WRITTEN PROBLEM
List each line of the data in which the string "this" appears.

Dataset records

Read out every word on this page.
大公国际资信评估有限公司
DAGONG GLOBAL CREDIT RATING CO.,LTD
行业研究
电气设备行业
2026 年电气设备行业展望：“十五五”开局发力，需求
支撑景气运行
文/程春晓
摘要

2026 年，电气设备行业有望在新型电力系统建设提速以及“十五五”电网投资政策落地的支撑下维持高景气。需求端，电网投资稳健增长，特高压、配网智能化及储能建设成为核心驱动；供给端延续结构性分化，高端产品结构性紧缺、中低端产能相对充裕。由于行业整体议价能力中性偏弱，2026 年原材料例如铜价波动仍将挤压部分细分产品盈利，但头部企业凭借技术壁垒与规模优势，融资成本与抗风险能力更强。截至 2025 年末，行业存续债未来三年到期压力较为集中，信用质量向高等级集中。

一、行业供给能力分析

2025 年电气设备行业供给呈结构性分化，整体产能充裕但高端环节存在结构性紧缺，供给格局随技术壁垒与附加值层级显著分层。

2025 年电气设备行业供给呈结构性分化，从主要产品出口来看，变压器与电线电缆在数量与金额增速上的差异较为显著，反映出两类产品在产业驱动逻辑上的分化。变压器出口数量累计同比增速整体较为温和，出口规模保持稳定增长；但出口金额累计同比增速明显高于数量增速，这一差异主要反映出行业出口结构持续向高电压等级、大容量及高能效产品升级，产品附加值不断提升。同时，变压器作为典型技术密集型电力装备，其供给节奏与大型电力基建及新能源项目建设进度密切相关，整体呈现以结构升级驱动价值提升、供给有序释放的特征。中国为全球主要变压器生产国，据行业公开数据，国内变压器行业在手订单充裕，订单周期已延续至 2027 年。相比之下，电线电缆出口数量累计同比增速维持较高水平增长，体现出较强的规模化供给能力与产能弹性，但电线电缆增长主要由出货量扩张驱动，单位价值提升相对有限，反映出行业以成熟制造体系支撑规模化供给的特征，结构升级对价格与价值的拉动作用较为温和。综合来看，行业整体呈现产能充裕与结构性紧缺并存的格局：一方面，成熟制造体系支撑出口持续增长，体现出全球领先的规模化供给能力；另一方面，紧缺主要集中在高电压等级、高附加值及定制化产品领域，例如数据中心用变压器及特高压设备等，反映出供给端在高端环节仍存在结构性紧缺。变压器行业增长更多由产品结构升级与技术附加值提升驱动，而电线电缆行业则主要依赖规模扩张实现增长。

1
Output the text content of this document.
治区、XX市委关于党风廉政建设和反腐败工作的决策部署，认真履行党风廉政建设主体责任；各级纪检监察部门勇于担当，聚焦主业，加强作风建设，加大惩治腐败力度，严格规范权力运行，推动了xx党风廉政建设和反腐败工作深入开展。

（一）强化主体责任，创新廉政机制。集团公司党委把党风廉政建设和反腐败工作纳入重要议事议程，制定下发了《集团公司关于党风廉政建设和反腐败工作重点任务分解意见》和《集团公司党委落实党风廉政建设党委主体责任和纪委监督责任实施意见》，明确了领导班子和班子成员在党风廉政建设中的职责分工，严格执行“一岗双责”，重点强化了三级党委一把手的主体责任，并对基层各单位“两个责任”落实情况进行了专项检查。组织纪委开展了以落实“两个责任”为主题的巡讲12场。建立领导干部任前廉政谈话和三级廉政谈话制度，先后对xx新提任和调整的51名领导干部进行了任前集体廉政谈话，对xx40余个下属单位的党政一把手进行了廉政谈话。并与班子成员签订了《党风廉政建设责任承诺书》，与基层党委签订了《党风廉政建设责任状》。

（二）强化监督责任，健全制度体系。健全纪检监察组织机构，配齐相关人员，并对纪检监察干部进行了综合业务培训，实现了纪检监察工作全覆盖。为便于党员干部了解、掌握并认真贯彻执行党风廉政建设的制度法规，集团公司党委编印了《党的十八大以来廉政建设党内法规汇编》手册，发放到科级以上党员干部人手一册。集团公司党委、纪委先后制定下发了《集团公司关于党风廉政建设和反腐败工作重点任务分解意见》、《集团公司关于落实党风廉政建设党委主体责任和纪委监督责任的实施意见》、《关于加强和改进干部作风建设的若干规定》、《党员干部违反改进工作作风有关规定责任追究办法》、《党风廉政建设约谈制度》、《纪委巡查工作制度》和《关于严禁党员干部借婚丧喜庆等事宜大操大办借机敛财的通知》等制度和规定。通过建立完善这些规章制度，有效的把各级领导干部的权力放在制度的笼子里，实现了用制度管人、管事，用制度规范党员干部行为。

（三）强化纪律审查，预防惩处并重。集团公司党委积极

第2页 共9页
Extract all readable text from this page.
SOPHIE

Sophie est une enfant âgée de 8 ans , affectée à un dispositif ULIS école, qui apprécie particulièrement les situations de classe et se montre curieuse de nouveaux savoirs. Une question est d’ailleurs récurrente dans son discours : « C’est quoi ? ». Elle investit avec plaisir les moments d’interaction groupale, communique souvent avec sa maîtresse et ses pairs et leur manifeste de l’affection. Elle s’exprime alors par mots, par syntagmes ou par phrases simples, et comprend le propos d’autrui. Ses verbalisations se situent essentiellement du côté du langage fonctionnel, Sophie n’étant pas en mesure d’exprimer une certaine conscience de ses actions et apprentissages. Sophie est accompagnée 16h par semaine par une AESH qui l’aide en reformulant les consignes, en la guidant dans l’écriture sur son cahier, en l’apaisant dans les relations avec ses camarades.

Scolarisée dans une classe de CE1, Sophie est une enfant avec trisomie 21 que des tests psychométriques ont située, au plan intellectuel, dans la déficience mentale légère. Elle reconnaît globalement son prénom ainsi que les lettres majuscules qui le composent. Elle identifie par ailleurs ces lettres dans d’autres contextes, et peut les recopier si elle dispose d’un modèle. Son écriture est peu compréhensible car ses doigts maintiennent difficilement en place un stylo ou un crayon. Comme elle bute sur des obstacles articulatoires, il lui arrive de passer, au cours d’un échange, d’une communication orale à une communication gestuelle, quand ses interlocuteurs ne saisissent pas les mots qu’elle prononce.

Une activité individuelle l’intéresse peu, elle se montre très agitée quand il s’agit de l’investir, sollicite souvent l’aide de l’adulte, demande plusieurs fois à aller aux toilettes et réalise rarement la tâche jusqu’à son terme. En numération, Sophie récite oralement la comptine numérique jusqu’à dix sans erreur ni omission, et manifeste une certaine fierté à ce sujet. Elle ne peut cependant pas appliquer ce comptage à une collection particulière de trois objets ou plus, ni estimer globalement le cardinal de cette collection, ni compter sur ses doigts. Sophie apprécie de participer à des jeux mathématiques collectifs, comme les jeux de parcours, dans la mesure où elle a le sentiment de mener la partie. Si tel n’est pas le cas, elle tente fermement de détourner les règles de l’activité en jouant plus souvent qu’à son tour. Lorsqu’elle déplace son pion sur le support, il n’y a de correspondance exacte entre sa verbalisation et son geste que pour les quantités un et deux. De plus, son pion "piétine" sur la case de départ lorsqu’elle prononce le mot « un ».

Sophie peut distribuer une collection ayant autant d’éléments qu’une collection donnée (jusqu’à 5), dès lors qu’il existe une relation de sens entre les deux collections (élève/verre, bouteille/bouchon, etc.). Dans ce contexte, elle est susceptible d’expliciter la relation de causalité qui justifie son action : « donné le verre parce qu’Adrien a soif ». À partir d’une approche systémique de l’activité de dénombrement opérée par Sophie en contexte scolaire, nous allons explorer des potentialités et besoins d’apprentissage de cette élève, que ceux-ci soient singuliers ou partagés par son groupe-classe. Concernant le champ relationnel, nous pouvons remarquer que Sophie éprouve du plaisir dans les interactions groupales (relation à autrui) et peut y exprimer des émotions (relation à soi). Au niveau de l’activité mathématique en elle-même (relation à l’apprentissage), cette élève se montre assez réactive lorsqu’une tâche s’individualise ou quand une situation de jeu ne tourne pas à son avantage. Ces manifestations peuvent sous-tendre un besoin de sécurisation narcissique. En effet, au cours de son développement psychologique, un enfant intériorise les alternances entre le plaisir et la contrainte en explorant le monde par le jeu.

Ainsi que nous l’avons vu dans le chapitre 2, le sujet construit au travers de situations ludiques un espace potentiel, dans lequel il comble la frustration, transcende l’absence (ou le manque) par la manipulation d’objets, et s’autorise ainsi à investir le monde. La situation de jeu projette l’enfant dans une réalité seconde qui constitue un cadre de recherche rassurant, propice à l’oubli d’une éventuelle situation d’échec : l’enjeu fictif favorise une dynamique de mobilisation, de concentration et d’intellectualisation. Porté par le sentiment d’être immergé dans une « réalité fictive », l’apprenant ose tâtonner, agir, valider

OUTPUT BELOW
Read out every word on this page.
Output the text content of this document.
Extract all readable text from this page.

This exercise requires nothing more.